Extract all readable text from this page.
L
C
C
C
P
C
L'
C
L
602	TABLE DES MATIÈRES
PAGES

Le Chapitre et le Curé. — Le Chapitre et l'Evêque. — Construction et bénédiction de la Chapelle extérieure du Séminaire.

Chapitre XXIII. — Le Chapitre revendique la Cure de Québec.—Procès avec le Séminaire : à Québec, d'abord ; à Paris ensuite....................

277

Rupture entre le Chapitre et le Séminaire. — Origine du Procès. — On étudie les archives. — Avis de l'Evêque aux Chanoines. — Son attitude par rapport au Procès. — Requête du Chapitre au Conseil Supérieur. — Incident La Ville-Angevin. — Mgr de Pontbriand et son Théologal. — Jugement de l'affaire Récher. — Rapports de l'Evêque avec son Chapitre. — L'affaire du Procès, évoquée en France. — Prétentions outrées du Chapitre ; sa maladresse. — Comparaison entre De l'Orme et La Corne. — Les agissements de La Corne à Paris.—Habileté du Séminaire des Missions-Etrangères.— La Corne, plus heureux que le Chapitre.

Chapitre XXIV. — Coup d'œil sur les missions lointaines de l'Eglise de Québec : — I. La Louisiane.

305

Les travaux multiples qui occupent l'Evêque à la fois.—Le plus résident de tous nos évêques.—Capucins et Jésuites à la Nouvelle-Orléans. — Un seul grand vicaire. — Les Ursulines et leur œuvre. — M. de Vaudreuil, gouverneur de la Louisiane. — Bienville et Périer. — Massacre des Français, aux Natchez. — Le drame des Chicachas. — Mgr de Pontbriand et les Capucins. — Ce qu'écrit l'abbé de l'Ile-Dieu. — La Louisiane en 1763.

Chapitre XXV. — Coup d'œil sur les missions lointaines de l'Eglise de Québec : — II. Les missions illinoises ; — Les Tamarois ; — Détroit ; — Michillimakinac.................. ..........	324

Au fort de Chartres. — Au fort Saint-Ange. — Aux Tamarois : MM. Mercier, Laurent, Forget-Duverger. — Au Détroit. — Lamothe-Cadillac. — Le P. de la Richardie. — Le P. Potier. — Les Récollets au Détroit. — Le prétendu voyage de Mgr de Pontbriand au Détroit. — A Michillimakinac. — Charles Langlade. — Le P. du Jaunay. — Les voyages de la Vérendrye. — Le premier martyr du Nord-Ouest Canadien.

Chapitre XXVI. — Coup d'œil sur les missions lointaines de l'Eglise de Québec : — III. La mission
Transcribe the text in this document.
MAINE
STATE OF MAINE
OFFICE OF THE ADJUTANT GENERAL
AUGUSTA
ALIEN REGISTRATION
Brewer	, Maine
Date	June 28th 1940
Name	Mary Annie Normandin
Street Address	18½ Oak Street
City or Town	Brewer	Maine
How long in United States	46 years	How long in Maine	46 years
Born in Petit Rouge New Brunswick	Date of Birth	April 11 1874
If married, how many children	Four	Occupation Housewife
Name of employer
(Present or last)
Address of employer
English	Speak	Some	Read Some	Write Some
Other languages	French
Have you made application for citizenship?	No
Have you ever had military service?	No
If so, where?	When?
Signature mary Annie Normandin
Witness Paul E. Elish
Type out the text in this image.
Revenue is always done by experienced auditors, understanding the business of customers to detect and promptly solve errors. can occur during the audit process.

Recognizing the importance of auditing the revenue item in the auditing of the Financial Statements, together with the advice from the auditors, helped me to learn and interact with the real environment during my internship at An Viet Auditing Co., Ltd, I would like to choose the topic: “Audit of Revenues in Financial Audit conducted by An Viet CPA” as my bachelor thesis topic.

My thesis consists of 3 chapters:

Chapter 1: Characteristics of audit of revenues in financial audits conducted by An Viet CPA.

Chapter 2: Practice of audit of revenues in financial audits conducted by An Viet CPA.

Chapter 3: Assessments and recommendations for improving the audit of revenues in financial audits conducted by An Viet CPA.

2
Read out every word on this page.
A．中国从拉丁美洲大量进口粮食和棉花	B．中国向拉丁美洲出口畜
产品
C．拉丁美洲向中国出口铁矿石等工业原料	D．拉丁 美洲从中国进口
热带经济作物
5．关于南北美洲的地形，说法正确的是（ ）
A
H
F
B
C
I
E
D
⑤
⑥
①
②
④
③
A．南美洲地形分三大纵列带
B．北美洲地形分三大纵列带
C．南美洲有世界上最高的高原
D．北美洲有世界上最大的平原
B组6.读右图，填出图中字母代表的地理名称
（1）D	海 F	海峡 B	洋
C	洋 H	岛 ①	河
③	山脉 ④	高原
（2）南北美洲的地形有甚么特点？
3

◆ Stated exercise: From the data above, extract every line in its exact form.

◆ Output for this exercise:
Extract all readable text from this page.
L
C
C
C
P
C
L'
C
L
602	TABLE DES MATIÈRES
PAGES

Le Chapitre et le Curé. — Le Chapitre et l'Evêque. — Construction et bénédiction de la Chapelle extérieure du Séminaire.

Chapitre XXIII. — Le Chapitre revendique la Cure de Québec.—Procès avec le Séminaire : à Québec, d'abord ; à Paris ensuite....................

277

Rupture entre le Chapitre et le Séminaire. — Origine du Procès. — On étudie les archives. — Avis de l'Evêque aux Chanoines. — Son attitude par rapport au Procès. — Requête du Chapitre au Conseil Supérieur. — Incident La Ville-Angevin. — Mgr de Pontbriand et son Théologal. — Jugement de l'affaire Récher. — Rapports de l'Evêque avec son Chapitre. — L'affaire du Procès, évoquée en France. — Prétentions outrées du Chapitre ; sa maladresse. — Comparaison entre De l'Orme et La Corne. — Les agissements de La Corne à Paris.—Habileté du Séminaire des Missions-Etrangères.— La Corne, plus heureux que le Chapitre.

Chapitre XXIV. — Coup d'œil sur les missions lointaines de l'Eglise de Québec : — I. La Louisiane.

305

Les travaux multiples qui occupent l'Evêque à la fois.—Le plus résident de tous nos évêques.—Capucins et Jésuites à la Nouvelle-Orléans. — Un seul grand vicaire. — Les Ursulines et leur œuvre. — M. de Vaudreuil, gouverneur de la Louisiane. — Bienville et Périer. — Massacre des Français, aux Natchez. — Le drame des Chicachas. — Mgr de Pontbriand et les Capucins. — Ce qu'écrit l'abbé de l'Ile-Dieu. — La Louisiane en 1763.

Chapitre XXV. — Coup d'œil sur les missions lointaines de l'Eglise de Québec : — II. Les missions illinoises ; — Les Tamarois ; — Détroit ; — Michillimakinac.................. ..........	324

Au fort de Chartres. — Au fort Saint-Ange. — Aux Tamarois : MM. Mercier, Laurent, Forget-Duverger. — Au Détroit. — Lamothe-Cadillac. — Le P. de la Richardie. — Le P. Potier. — Les Récollets au Détroit. — Le prétendu voyage de Mgr de Pontbriand au Détroit. — A Michillimakinac. — Charles Langlade. — Le P. du Jaunay. — Les voyages de la Vérendrye. — Le premier martyr du Nord-Ouest Canadien.

Chapitre XXVI. — Coup d'œil sur les missions lointaines de l'Eglise de Québec : — III. La mission
Transcribe the text in this document.
MAINE
STATE OF MAINE
OFFICE OF THE ADJUTANT GENERAL
AUGUSTA
ALIEN REGISTRATION
Brewer	, Maine
Date	June 28th 1940
Name	Mary Annie Normandin
Street Address	18½ Oak Street
City or Town	Brewer	Maine
How long in United States	46 years	How long in Maine	46 years
Born in Petit Rouge New Brunswick	Date of Birth	April 11 1874
If married, how many children	Four	Occupation Housewife
Name of employer
(Present or last)
Address of employer
English	Speak	Some	Read Some	Write Some
Other languages	French
Have you made application for citizenship?	No
Have you ever had military service?	No
If so, where?	When?
Signature mary Annie Normandin
Witness Paul E. Elish
Type out the text in this image.
Revenue is always done by experienced auditors, understanding the business of customers to detect and promptly solve errors. can occur during the audit process.

Recognizing the importance of auditing the revenue item in the auditing of the Financial Statements, together with the advice from the auditors, helped me to learn and interact with the real environment during my internship at An Viet Auditing Co., Ltd, I would like to choose the topic: “Audit of Revenues in Financial Audit conducted by An Viet CPA” as my bachelor thesis topic.

My thesis consists of 3 chapters:

Chapter 1: Characteristics of audit of revenues in financial audits conducted by An Viet CPA.

Chapter 2: Practice of audit of revenues in financial audits conducted by An Viet CPA.

Chapter 3: Assessments and recommendations for improving the audit of revenues in financial audits conducted by An Viet CPA.

2
Read out every word on this page.
A．中国从拉丁美洲大量进口粮食和棉花	B．中国向拉丁美洲出口畜
产品
C．拉丁美洲向中国出口铁矿石等工业原料	D．拉丁 美洲从中国进口
热带经济作物
5．关于南北美洲的地形，说法正确的是（ ）
A
H
F
B
C
I
E
D
⑤
⑥
①
②
④
③
A．南美洲地形分三大纵列带
B．北美洲地形分三大纵列带
C．南美洲有世界上最高的高原
D．北美洲有世界上最大的平原
B组6.读右图，填出图中字母代表的地理名称
（1）D	海 F	海峡 B	洋
C	洋 H	岛 ①	河
③	山脉 ④	高原
（2）南北美洲的地形有甚么特点？
3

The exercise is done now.